-- Start --

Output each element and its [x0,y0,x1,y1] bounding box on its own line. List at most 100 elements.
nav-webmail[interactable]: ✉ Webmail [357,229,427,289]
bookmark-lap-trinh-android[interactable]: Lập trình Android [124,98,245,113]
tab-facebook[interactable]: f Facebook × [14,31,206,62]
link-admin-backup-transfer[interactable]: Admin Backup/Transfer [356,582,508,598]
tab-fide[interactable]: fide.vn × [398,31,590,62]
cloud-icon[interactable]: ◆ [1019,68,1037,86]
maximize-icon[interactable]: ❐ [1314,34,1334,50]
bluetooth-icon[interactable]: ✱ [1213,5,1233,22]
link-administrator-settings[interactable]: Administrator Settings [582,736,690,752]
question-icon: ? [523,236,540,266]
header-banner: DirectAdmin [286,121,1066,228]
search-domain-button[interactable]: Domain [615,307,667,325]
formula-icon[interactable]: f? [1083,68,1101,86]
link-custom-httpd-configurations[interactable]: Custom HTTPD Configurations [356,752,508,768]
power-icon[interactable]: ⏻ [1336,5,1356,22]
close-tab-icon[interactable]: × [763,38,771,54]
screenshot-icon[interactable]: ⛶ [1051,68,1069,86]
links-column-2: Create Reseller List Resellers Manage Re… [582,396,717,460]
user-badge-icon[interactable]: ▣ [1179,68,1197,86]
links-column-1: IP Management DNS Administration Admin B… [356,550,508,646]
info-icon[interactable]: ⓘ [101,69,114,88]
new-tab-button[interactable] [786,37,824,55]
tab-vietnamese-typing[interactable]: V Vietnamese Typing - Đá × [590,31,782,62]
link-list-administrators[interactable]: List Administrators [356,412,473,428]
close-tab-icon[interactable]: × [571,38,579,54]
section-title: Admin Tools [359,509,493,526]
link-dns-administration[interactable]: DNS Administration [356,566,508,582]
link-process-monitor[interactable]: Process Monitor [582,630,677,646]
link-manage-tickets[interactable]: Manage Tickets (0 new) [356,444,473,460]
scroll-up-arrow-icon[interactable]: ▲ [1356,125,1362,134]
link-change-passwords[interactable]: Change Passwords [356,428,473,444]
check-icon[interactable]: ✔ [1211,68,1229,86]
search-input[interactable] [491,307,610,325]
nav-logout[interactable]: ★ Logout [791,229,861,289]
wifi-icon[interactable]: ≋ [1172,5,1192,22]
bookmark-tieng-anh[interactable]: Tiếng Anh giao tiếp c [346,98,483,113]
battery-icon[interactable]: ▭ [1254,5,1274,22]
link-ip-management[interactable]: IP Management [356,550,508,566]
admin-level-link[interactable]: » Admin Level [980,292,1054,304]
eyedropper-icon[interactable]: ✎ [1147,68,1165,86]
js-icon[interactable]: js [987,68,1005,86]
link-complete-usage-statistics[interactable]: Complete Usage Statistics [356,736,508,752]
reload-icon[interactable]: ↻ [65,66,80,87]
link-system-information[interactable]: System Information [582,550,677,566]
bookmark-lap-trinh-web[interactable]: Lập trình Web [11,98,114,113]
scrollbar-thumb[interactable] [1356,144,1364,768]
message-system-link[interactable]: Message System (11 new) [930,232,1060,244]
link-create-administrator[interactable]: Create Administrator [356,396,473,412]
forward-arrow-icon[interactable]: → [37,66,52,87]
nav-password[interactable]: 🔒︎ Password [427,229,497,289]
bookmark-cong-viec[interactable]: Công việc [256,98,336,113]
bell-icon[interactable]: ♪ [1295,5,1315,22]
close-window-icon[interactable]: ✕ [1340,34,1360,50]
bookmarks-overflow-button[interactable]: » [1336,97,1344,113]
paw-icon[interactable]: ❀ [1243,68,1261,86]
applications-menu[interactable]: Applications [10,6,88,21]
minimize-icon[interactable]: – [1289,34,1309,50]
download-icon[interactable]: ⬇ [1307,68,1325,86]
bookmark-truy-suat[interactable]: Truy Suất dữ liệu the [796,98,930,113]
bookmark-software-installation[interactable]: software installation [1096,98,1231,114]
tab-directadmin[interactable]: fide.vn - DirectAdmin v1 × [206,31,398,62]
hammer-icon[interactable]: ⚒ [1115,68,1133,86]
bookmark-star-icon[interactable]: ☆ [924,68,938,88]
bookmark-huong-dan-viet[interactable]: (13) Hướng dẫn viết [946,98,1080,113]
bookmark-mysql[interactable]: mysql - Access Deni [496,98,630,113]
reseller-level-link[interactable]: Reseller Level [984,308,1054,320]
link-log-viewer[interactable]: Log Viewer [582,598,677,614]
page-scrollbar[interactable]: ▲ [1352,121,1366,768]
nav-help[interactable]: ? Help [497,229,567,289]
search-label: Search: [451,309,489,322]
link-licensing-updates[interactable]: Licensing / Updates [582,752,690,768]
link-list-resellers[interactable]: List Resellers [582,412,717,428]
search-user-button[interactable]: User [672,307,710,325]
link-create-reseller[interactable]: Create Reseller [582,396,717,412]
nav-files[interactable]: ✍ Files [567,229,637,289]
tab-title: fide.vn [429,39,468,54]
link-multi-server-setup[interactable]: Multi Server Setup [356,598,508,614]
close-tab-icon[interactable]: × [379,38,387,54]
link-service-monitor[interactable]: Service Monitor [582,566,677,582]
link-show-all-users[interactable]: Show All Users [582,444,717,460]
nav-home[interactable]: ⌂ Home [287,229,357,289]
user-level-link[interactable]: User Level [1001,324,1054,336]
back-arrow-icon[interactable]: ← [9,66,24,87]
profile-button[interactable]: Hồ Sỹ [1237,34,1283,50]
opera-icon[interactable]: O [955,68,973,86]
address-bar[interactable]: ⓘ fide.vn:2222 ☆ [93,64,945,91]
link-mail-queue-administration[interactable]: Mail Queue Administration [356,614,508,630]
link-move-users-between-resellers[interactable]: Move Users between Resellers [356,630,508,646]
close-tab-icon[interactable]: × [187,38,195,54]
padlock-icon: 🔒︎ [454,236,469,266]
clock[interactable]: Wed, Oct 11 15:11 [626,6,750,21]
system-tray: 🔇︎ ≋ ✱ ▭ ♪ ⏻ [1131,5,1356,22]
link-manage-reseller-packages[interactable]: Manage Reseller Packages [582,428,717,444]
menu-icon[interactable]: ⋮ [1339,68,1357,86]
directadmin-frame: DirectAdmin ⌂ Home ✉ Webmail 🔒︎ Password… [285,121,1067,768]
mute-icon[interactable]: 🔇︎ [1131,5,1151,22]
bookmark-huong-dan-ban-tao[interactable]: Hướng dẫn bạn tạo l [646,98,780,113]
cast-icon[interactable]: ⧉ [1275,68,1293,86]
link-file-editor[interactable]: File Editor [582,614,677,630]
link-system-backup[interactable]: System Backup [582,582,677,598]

-- End --

:: WHAT YOU HAVE TO DO ::
Count how many lines in the entries above contain the string "links". Reply with the number alone.

:: FULL SOLUTION ::
2